» **Exercise instructions**:
Reproduce every record exactly as it appears, but not the pictures.

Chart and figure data

**********

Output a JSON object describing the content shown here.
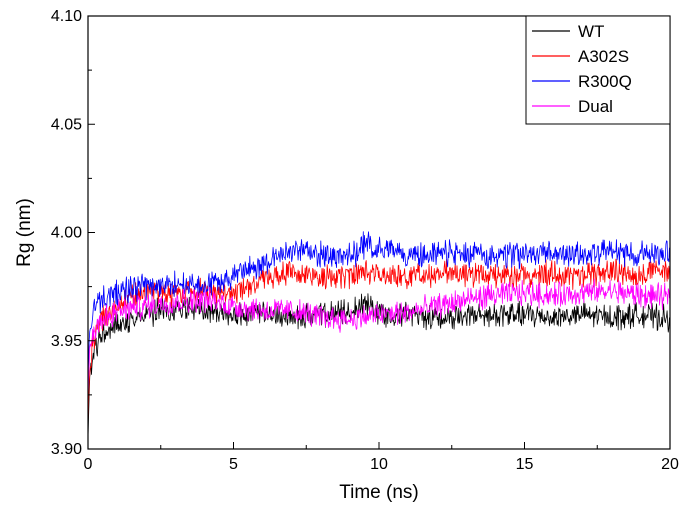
{
  "chart_data": {
    "type": "line",
    "xlabel": "Time (ns)",
    "ylabel": "Rg (nm)",
    "xlim": [
      0,
      20
    ],
    "ylim": [
      3.9,
      4.1
    ],
    "x_ticks": [
      0,
      5,
      10,
      15,
      20
    ],
    "x_tick_labels": [
      "0",
      "5",
      "10",
      "15",
      "20"
    ],
    "y_ticks": [
      3.9,
      3.95,
      4.0,
      4.05,
      4.1
    ],
    "y_tick_labels": [
      "3.90",
      "3.95",
      "4.00",
      "4.05",
      "4.10"
    ],
    "grid": false,
    "legend_position": "top-right",
    "series": [
      {
        "name": "WT",
        "color": "#000000",
        "noise": 0.0045,
        "x": [
          0,
          0.05,
          0.15,
          0.3,
          0.5,
          1,
          1.5,
          2,
          3,
          4,
          5,
          6,
          7,
          8,
          9,
          9.5,
          10,
          11,
          12,
          13,
          14,
          15,
          16,
          17,
          18,
          19,
          20
        ],
        "y": [
          3.905,
          3.93,
          3.942,
          3.948,
          3.953,
          3.958,
          3.96,
          3.962,
          3.965,
          3.964,
          3.962,
          3.962,
          3.961,
          3.962,
          3.963,
          3.968,
          3.963,
          3.962,
          3.961,
          3.961,
          3.962,
          3.962,
          3.961,
          3.962,
          3.961,
          3.962,
          3.96
        ]
      },
      {
        "name": "A302S",
        "color": "#ff0000",
        "noise": 0.0045,
        "x": [
          0,
          0.05,
          0.15,
          0.3,
          0.5,
          1,
          1.5,
          2,
          3,
          4,
          5,
          6,
          7,
          8,
          9,
          9.5,
          10,
          11,
          12,
          13,
          14,
          15,
          16,
          17,
          18,
          19,
          20
        ],
        "y": [
          3.912,
          3.935,
          3.948,
          3.955,
          3.96,
          3.966,
          3.97,
          3.973,
          3.972,
          3.973,
          3.972,
          3.978,
          3.982,
          3.98,
          3.979,
          3.982,
          3.981,
          3.98,
          3.981,
          3.981,
          3.98,
          3.981,
          3.981,
          3.98,
          3.982,
          3.981,
          3.982
        ]
      },
      {
        "name": "R300Q",
        "color": "#0000ff",
        "noise": 0.0048,
        "x": [
          0,
          0.05,
          0.15,
          0.3,
          0.5,
          1,
          1.5,
          2,
          3,
          4,
          5,
          6,
          7,
          8,
          9,
          9.5,
          10,
          11,
          12,
          13,
          14,
          15,
          16,
          17,
          18,
          19,
          20
        ],
        "y": [
          3.93,
          3.955,
          3.962,
          3.967,
          3.969,
          3.972,
          3.974,
          3.975,
          3.976,
          3.975,
          3.98,
          3.986,
          3.992,
          3.99,
          3.989,
          3.994,
          3.993,
          3.99,
          3.99,
          3.99,
          3.989,
          3.99,
          3.99,
          3.99,
          3.991,
          3.99,
          3.992
        ]
      },
      {
        "name": "Dual",
        "color": "#ff00ff",
        "noise": 0.0045,
        "x": [
          0,
          0.05,
          0.15,
          0.3,
          0.5,
          1,
          1.5,
          2,
          3,
          4,
          5,
          6,
          7,
          8,
          9,
          9.5,
          10,
          11,
          12,
          13,
          14,
          15,
          16,
          17,
          18,
          19,
          20
        ],
        "y": [
          3.925,
          3.942,
          3.952,
          3.958,
          3.96,
          3.963,
          3.965,
          3.966,
          3.968,
          3.969,
          3.966,
          3.964,
          3.964,
          3.961,
          3.96,
          3.961,
          3.962,
          3.963,
          3.966,
          3.969,
          3.971,
          3.972,
          3.971,
          3.972,
          3.973,
          3.971,
          3.97
        ]
      }
    ]
  }
}
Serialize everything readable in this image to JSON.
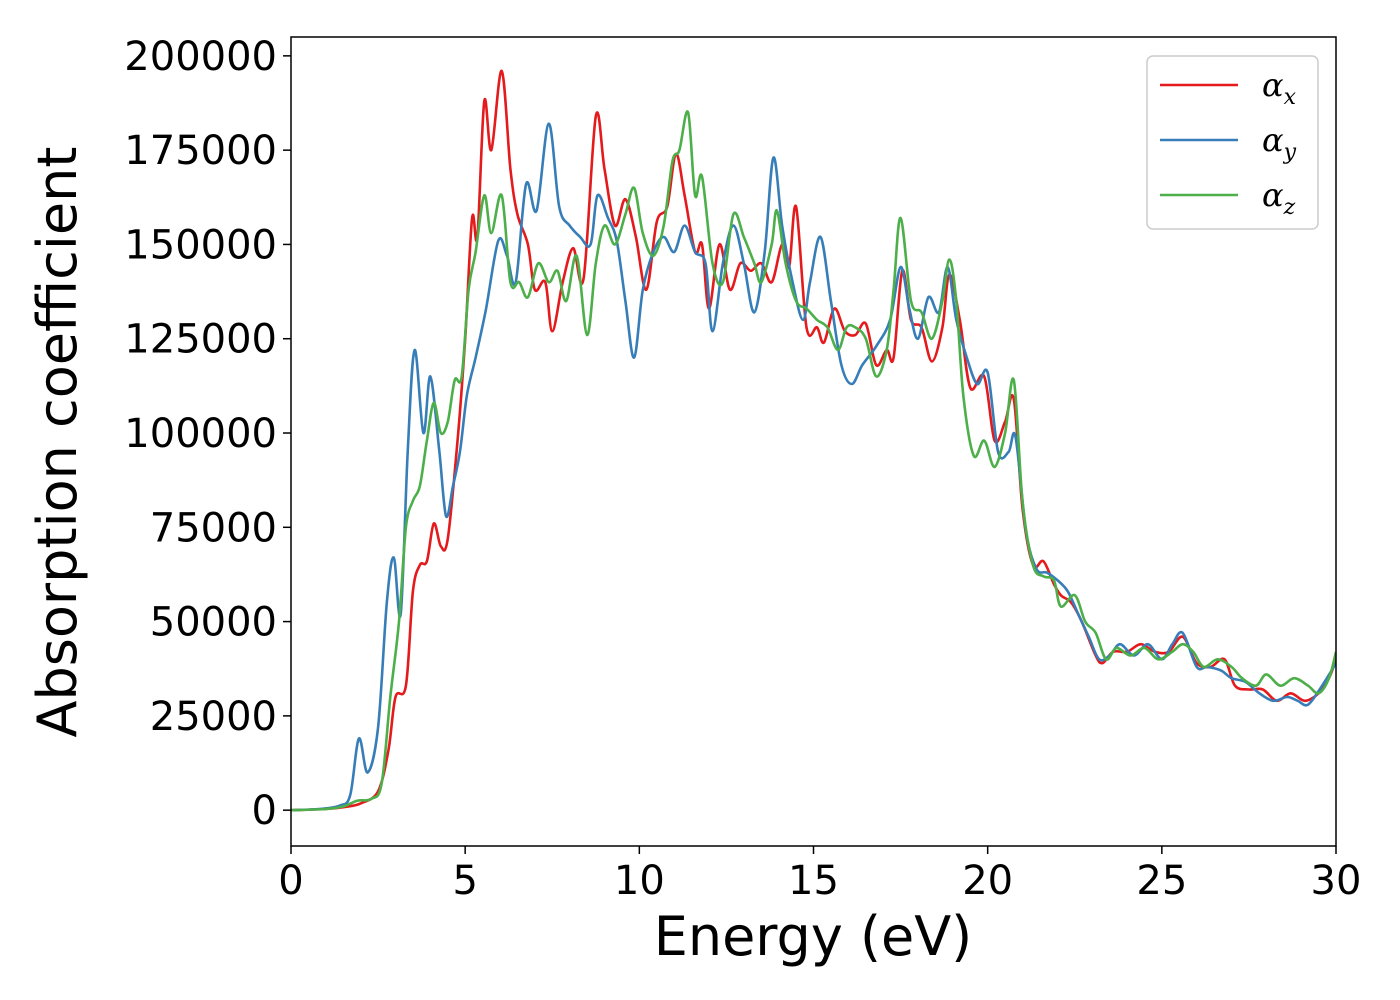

**********

» **Worked solution**:
Output a JSON object describing the content shown here.
{
  "chart_data": {
    "type": "line",
    "xlabel": "Time (ns)",
    "ylabel": "Rg (nm)",
    "xlim": [
      0,
      20
    ],
    "ylim": [
      3.9,
      4.1
    ],
    "x_ticks": [
      0,
      5,
      10,
      15,
      20
    ],
    "x_tick_labels": [
      "0",
      "5",
      "10",
      "15",
      "20"
    ],
    "y_ticks": [
      3.9,
      3.95,
      4.0,
      4.05,
      4.1
    ],
    "y_tick_labels": [
      "3.90",
      "3.95",
      "4.00",
      "4.05",
      "4.10"
    ],
    "grid": false,
    "legend_position": "top-right",
    "series": [
      {
        "name": "WT",
        "color": "#000000",
        "noise": 0.0045,
        "x": [
          0,
          0.05,
          0.15,
          0.3,
          0.5,
          1,
          1.5,
          2,
          3,
          4,
          5,
          6,
          7,
          8,
          9,
          9.5,
          10,
          11,
          12,
          13,
          14,
          15,
          16,
          17,
          18,
          19,
          20
        ],
        "y": [
          3.905,
          3.93,
          3.942,
          3.948,
          3.953,
          3.958,
          3.96,
          3.962,
          3.965,
          3.964,
          3.962,
          3.962,
          3.961,
          3.962,
          3.963,
          3.968,
          3.963,
          3.962,
          3.961,
          3.961,
          3.962,
          3.962,
          3.961,
          3.962,
          3.961,
          3.962,
          3.96
        ]
      },
      {
        "name": "A302S",
        "color": "#ff0000",
        "noise": 0.0045,
        "x": [
          0,
          0.05,
          0.15,
          0.3,
          0.5,
          1,
          1.5,
          2,
          3,
          4,
          5,
          6,
          7,
          8,
          9,
          9.5,
          10,
          11,
          12,
          13,
          14,
          15,
          16,
          17,
          18,
          19,
          20
        ],
        "y": [
          3.912,
          3.935,
          3.948,
          3.955,
          3.96,
          3.966,
          3.97,
          3.973,
          3.972,
          3.973,
          3.972,
          3.978,
          3.982,
          3.98,
          3.979,
          3.982,
          3.981,
          3.98,
          3.981,
          3.981,
          3.98,
          3.981,
          3.981,
          3.98,
          3.982,
          3.981,
          3.982
        ]
      },
      {
        "name": "R300Q",
        "color": "#0000ff",
        "noise": 0.0048,
        "x": [
          0,
          0.05,
          0.15,
          0.3,
          0.5,
          1,
          1.5,
          2,
          3,
          4,
          5,
          6,
          7,
          8,
          9,
          9.5,
          10,
          11,
          12,
          13,
          14,
          15,
          16,
          17,
          18,
          19,
          20
        ],
        "y": [
          3.93,
          3.955,
          3.962,
          3.967,
          3.969,
          3.972,
          3.974,
          3.975,
          3.976,
          3.975,
          3.98,
          3.986,
          3.992,
          3.99,
          3.989,
          3.994,
          3.993,
          3.99,
          3.99,
          3.99,
          3.989,
          3.99,
          3.99,
          3.99,
          3.991,
          3.99,
          3.992
        ]
      },
      {
        "name": "Dual",
        "color": "#ff00ff",
        "noise": 0.0045,
        "x": [
          0,
          0.05,
          0.15,
          0.3,
          0.5,
          1,
          1.5,
          2,
          3,
          4,
          5,
          6,
          7,
          8,
          9,
          9.5,
          10,
          11,
          12,
          13,
          14,
          15,
          16,
          17,
          18,
          19,
          20
        ],
        "y": [
          3.925,
          3.942,
          3.952,
          3.958,
          3.96,
          3.963,
          3.965,
          3.966,
          3.968,
          3.969,
          3.966,
          3.964,
          3.964,
          3.961,
          3.96,
          3.961,
          3.962,
          3.963,
          3.966,
          3.969,
          3.971,
          3.972,
          3.971,
          3.972,
          3.973,
          3.971,
          3.97
        ]
      }
    ]
  }
}
Serialize everything readable in this image to JSON.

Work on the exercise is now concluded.